(Given problem) Wherever "physiques" appears in a line, list that line.

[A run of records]
· · ·

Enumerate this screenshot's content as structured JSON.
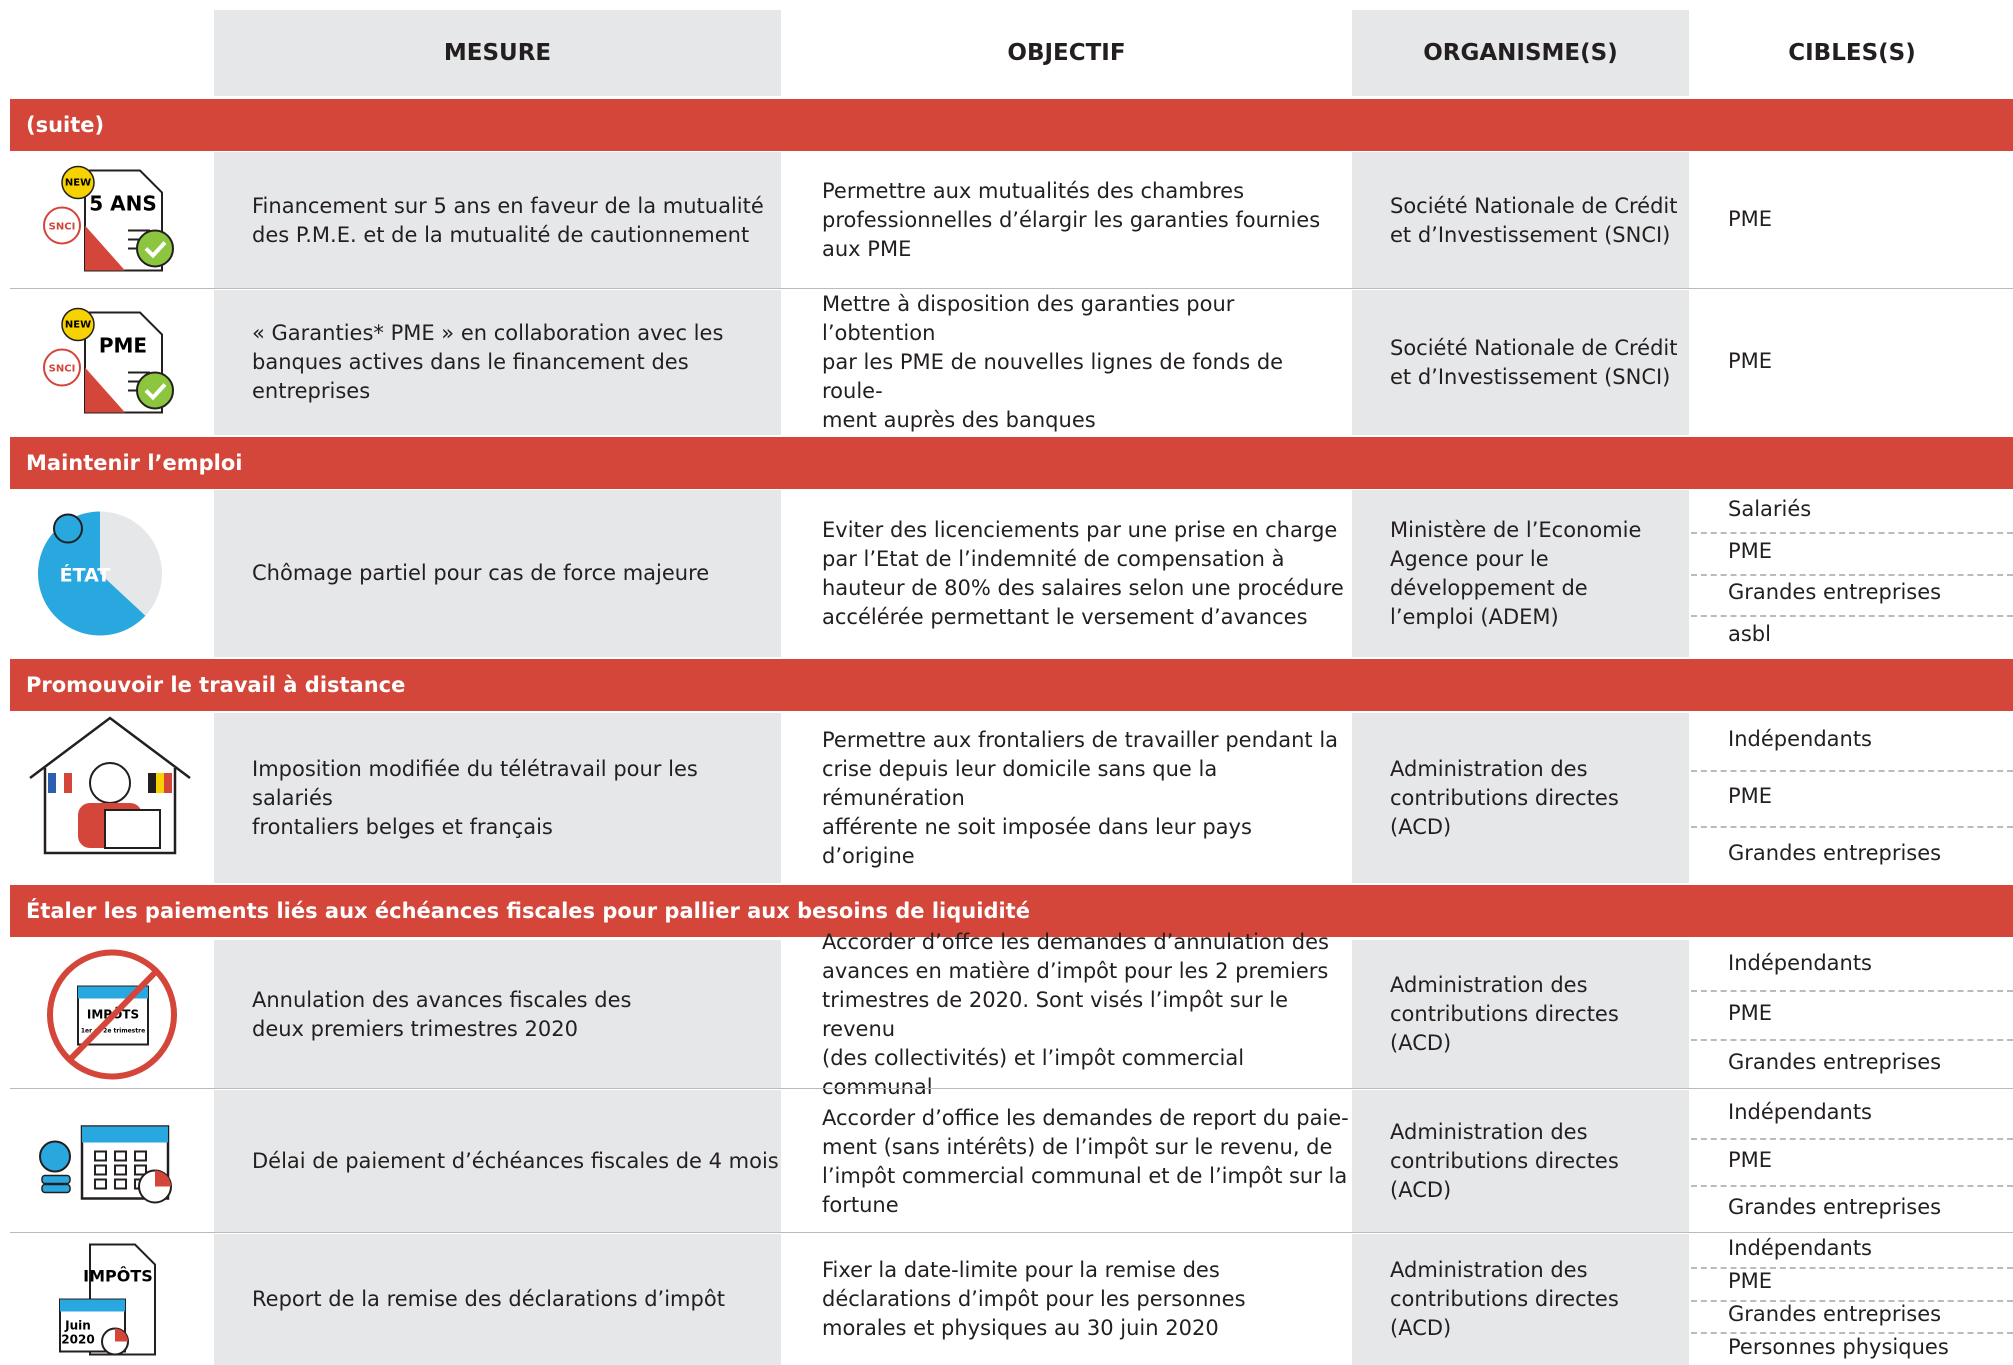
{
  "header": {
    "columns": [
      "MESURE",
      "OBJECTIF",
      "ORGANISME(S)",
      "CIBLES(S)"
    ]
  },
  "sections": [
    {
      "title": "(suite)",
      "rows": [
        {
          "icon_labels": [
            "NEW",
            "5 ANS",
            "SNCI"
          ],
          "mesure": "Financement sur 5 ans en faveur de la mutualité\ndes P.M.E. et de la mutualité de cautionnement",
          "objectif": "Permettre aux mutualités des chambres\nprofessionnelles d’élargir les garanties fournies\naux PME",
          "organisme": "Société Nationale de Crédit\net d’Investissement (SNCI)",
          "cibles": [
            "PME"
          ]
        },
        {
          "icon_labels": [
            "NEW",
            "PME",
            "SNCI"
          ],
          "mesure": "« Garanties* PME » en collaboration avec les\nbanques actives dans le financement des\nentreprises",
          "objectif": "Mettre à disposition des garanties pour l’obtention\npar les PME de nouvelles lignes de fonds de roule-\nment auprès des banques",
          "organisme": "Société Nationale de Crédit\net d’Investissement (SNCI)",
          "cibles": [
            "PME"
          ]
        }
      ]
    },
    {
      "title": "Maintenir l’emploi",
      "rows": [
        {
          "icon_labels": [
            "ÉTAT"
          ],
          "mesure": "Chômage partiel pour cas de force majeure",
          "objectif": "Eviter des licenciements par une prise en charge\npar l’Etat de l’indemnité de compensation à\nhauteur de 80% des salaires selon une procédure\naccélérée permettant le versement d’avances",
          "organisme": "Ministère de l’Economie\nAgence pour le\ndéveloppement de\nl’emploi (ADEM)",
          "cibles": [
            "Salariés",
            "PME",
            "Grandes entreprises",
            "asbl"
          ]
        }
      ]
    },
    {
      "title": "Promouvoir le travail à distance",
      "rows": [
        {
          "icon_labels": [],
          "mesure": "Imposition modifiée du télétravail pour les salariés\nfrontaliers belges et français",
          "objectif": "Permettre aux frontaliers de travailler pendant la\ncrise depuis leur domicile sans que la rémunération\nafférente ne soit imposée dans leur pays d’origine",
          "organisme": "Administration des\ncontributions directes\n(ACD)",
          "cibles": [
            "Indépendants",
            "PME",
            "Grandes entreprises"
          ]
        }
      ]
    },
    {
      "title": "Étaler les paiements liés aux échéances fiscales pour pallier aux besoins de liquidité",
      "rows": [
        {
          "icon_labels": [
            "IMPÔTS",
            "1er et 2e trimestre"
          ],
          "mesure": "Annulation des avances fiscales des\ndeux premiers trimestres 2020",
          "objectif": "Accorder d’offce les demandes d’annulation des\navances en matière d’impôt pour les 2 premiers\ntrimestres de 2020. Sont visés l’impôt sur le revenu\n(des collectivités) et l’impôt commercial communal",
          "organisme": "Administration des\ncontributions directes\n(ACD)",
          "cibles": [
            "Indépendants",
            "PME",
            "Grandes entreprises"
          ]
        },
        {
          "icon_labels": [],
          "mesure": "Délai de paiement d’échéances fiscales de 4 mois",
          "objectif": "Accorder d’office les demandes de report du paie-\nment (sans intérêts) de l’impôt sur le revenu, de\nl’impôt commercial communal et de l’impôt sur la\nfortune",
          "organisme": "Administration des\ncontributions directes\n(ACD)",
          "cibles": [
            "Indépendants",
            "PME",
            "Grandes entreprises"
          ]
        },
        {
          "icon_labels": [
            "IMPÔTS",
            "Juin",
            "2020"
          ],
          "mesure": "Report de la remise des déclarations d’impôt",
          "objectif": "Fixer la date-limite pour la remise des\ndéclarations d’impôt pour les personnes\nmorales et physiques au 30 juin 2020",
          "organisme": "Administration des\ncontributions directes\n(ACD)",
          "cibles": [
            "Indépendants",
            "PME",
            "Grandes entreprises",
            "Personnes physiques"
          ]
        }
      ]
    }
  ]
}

· · ·

(Exercise solution)
          "objectif": "Fixer la date-limite pour la remise des\ndéclarations d’impôt pour les personnes\nmorales et physiques au 30 juin 2020",
            "Personnes physiques"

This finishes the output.